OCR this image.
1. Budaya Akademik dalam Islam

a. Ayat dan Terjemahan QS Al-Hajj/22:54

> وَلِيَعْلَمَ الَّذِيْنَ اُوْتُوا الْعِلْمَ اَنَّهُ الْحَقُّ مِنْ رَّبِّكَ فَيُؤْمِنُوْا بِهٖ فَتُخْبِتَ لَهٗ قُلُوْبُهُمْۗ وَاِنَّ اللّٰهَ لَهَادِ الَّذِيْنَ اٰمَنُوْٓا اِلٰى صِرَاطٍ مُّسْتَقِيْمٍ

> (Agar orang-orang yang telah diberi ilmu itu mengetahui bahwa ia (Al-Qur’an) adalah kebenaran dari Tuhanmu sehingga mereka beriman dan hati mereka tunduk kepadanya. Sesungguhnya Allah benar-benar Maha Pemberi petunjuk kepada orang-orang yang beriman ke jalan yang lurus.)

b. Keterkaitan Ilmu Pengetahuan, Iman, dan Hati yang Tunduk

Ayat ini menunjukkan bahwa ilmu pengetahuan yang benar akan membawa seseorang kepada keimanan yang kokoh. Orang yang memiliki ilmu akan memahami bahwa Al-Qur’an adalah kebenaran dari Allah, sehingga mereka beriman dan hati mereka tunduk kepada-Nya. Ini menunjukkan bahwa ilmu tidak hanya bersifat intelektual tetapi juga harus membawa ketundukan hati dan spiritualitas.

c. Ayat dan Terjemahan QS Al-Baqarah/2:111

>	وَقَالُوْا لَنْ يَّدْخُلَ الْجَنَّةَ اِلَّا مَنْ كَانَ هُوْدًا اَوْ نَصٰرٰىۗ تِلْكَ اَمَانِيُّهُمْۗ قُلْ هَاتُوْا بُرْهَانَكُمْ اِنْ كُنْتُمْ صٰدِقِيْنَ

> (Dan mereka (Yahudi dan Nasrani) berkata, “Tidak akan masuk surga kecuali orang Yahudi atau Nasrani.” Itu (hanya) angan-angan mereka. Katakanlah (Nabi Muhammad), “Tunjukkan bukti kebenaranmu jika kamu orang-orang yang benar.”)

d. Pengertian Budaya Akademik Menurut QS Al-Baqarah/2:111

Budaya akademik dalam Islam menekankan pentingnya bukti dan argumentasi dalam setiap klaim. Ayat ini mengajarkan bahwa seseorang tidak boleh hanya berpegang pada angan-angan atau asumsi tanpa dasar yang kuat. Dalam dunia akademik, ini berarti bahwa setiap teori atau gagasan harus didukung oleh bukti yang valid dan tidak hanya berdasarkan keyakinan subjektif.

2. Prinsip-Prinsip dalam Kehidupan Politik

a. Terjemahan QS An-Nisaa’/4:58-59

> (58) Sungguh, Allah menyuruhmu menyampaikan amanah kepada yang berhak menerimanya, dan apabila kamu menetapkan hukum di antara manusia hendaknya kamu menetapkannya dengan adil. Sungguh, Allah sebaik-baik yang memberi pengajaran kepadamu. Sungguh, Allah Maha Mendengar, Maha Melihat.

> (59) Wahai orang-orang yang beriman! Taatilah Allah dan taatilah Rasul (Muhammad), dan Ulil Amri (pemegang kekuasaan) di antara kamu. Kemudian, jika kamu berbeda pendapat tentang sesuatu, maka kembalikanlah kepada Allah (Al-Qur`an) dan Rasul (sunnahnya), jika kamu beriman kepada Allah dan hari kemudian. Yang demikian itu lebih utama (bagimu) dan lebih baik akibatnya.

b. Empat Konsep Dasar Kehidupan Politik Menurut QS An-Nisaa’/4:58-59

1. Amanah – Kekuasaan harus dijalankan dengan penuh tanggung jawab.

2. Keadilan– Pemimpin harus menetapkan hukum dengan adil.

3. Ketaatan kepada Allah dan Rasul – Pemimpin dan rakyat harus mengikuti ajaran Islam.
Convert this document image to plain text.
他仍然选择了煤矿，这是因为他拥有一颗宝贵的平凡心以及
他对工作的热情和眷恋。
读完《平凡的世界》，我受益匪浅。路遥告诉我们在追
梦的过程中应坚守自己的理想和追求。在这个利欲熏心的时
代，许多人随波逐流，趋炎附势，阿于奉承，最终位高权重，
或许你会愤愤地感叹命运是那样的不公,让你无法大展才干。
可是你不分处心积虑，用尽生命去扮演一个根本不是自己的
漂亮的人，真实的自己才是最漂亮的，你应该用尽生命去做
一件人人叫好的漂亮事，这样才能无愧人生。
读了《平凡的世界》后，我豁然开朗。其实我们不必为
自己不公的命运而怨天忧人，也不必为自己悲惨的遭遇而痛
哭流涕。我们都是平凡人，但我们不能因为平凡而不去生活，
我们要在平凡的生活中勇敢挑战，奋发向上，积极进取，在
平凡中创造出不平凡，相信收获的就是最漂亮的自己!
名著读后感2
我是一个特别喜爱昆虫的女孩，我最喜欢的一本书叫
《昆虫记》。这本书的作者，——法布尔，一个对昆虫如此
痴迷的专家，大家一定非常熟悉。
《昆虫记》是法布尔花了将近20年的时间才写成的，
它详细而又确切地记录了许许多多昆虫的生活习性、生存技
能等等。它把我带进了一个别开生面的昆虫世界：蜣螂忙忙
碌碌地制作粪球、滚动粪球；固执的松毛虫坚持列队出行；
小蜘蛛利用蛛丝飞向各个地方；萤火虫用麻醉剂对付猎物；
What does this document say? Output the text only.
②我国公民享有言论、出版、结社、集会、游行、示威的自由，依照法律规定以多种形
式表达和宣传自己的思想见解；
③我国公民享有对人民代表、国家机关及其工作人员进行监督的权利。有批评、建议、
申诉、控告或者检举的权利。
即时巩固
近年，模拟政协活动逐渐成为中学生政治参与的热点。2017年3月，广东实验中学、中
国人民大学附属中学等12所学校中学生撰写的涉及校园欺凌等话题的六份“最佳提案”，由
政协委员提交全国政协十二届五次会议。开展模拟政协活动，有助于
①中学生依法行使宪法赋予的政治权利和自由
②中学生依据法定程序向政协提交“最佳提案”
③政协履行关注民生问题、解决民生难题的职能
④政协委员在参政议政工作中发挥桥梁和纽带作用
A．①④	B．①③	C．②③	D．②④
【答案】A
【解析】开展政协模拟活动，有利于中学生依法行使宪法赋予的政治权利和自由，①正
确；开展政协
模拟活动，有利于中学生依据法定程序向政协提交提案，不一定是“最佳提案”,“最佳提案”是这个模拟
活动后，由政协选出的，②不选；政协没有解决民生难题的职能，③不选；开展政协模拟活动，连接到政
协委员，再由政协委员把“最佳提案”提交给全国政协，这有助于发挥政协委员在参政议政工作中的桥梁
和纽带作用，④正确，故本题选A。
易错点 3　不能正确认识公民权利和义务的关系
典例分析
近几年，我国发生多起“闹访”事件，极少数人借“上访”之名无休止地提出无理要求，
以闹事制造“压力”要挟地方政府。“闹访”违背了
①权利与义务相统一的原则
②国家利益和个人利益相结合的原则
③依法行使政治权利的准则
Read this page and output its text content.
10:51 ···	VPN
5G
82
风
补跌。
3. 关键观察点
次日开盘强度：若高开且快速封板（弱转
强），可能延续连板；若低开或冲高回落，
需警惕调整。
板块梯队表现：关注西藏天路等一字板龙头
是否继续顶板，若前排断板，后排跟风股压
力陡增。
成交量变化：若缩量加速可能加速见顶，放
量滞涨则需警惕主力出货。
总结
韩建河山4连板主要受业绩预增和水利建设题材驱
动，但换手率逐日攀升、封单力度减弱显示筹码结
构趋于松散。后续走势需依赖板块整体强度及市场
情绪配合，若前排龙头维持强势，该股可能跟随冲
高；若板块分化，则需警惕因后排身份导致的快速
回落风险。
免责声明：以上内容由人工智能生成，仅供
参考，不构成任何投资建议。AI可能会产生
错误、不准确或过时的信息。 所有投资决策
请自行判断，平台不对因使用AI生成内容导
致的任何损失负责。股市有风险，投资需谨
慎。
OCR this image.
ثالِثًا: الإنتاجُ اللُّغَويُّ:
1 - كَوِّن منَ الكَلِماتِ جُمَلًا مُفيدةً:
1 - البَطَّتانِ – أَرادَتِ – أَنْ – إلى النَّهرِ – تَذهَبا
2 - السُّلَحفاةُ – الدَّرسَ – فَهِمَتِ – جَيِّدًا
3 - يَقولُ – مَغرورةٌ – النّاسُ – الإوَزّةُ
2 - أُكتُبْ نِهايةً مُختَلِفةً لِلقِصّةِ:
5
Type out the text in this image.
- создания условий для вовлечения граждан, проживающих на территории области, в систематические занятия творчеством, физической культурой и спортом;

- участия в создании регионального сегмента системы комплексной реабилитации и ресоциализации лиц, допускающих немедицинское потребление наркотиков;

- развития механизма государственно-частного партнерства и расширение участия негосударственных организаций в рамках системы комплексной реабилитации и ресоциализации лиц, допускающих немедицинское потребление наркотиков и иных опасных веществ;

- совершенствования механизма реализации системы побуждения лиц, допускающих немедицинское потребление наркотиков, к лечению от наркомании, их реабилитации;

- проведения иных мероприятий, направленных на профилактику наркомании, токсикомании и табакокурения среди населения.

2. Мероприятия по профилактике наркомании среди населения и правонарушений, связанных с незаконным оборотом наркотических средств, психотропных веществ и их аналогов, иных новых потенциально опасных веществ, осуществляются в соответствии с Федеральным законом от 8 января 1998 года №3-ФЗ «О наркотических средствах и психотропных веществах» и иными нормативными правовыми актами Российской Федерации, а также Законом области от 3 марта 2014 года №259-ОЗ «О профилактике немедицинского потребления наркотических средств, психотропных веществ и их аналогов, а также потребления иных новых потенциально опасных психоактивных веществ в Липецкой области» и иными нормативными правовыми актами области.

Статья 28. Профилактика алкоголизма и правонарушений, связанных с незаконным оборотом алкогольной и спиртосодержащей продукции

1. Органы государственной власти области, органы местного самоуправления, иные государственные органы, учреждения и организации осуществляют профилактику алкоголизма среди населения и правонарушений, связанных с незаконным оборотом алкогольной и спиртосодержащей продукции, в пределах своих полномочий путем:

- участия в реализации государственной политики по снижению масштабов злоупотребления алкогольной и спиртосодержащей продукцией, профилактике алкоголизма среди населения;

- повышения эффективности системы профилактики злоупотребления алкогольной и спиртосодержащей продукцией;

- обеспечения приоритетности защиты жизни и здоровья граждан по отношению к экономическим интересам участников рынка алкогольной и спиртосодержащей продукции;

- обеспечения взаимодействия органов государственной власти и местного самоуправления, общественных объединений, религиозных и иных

### GIVEN TASK
Tally the lines of the listing in which the word "平凡的世界" occurs, and state the total alone.

### EXERCISE ANSWER
2